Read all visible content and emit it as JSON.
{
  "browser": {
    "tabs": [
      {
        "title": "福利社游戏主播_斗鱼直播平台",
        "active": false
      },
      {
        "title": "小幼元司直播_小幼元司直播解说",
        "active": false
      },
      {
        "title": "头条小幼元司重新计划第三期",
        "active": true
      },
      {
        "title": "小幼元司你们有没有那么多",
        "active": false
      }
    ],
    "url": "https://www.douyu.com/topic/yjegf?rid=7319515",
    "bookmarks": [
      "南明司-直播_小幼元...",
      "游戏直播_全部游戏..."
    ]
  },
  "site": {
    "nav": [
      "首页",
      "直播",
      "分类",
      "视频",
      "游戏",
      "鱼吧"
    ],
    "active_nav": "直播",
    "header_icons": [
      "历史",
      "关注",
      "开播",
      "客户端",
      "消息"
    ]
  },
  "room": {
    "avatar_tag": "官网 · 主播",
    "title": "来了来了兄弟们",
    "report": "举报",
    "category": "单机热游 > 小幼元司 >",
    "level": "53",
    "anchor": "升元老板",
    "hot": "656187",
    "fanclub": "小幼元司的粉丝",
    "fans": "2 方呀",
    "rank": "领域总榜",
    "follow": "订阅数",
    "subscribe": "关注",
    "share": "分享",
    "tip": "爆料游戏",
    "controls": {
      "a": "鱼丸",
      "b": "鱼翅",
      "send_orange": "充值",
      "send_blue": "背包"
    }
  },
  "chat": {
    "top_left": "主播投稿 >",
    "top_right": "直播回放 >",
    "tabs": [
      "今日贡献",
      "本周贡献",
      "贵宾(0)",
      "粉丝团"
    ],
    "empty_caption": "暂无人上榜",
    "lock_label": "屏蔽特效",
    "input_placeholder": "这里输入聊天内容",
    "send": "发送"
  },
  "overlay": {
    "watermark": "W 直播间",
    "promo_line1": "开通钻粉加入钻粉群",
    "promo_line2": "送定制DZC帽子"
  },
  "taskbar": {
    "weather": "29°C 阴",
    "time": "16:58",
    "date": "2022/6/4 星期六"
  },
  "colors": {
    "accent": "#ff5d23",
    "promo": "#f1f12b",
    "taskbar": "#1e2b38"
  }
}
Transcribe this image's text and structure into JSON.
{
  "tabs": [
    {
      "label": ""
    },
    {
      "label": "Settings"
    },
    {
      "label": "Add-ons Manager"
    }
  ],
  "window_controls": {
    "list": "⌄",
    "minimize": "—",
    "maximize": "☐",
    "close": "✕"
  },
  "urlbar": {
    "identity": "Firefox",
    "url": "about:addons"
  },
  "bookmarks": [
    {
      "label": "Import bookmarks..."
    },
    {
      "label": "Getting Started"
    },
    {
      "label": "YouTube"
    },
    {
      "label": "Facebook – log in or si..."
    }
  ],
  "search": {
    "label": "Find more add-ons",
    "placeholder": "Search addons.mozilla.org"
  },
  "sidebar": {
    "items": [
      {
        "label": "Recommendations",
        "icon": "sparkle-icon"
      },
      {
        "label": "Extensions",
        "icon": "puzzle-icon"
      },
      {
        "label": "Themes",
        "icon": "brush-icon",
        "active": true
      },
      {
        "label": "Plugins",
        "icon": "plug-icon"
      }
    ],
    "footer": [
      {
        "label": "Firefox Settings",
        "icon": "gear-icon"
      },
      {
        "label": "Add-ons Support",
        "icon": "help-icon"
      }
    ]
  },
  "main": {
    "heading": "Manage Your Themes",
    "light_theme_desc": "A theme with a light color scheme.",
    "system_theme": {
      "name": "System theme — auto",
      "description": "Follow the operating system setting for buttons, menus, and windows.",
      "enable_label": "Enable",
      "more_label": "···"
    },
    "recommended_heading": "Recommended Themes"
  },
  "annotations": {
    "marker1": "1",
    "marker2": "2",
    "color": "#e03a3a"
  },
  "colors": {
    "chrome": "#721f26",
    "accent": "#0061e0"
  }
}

============

Write the data out again in full and exactly.

_Answer to the problem:_
Read all visible content and emit it as JSON.
{
  "browser": {
    "tabs": [
      {
        "title": "福利社游戏主播_斗鱼直播平台",
        "active": false
      },
      {
        "title": "小幼元司直播_小幼元司直播解说",
        "active": false
      },
      {
        "title": "头条小幼元司重新计划第三期",
        "active": true
      },
      {
        "title": "小幼元司你们有没有那么多",
        "active": false
      }
    ],
    "url": "https://www.douyu.com/topic/yjegf?rid=7319515",
    "bookmarks": [
      "南明司-直播_小幼元...",
      "游戏直播_全部游戏..."
    ]
  },
  "site": {
    "nav": [
      "首页",
      "直播",
      "分类",
      "视频",
      "游戏",
      "鱼吧"
    ],
    "active_nav": "直播",
    "header_icons": [
      "历史",
      "关注",
      "开播",
      "客户端",
      "消息"
    ]
  },
  "room": {
    "avatar_tag": "官网 · 主播",
    "title": "来了来了兄弟们",
    "report": "举报",
    "category": "单机热游 > 小幼元司 >",
    "level": "53",
    "anchor": "升元老板",
    "hot": "656187",
    "fanclub": "小幼元司的粉丝",
    "fans": "2 方呀",
    "rank": "领域总榜",
    "follow": "订阅数",
    "subscribe": "关注",
    "share": "分享",
    "tip": "爆料游戏",
    "controls": {
      "a": "鱼丸",
      "b": "鱼翅",
      "send_orange": "充值",
      "send_blue": "背包"
    }
  },
  "chat": {
    "top_left": "主播投稿 >",
    "top_right": "直播回放 >",
    "tabs": [
      "今日贡献",
      "本周贡献",
      "贵宾(0)",
      "粉丝团"
    ],
    "empty_caption": "暂无人上榜",
    "lock_label": "屏蔽特效",
    "input_placeholder": "这里输入聊天内容",
    "send": "发送"
  },
  "overlay": {
    "watermark": "W 直播间",
    "promo_line1": "开通钻粉加入钻粉群",
    "promo_line2": "送定制DZC帽子"
  },
  "taskbar": {
    "weather": "29°C 阴",
    "time": "16:58",
    "date": "2022/6/4 星期六"
  },
  "colors": {
    "accent": "#ff5d23",
    "promo": "#f1f12b",
    "taskbar": "#1e2b38"
  }
}
Transcribe this image's text and structure into JSON.
{
  "tabs": [
    {
      "label": ""
    },
    {
      "label": "Settings"
    },
    {
      "label": "Add-ons Manager"
    }
  ],
  "window_controls": {
    "list": "⌄",
    "minimize": "—",
    "maximize": "☐",
    "close": "✕"
  },
  "urlbar": {
    "identity": "Firefox",
    "url": "about:addons"
  },
  "bookmarks": [
    {
      "label": "Import bookmarks..."
    },
    {
      "label": "Getting Started"
    },
    {
      "label": "YouTube"
    },
    {
      "label": "Facebook – log in or si..."
    }
  ],
  "search": {
    "label": "Find more add-ons",
    "placeholder": "Search addons.mozilla.org"
  },
  "sidebar": {
    "items": [
      {
        "label": "Recommendations",
        "icon": "sparkle-icon"
      },
      {
        "label": "Extensions",
        "icon": "puzzle-icon"
      },
      {
        "label": "Themes",
        "icon": "brush-icon",
        "active": true
      },
      {
        "label": "Plugins",
        "icon": "plug-icon"
      }
    ],
    "footer": [
      {
        "label": "Firefox Settings",
        "icon": "gear-icon"
      },
      {
        "label": "Add-ons Support",
        "icon": "help-icon"
      }
    ]
  },
  "main": {
    "heading": "Manage Your Themes",
    "light_theme_desc": "A theme with a light color scheme.",
    "system_theme": {
      "name": "System theme — auto",
      "description": "Follow the operating system setting for buttons, menus, and windows.",
      "enable_label": "Enable",
      "more_label": "···"
    },
    "recommended_heading": "Recommended Themes"
  },
  "annotations": {
    "marker1": "1",
    "marker2": "2",
    "color": "#e03a3a"
  },
  "colors": {
    "chrome": "#721f26",
    "accent": "#0061e0"
  }
}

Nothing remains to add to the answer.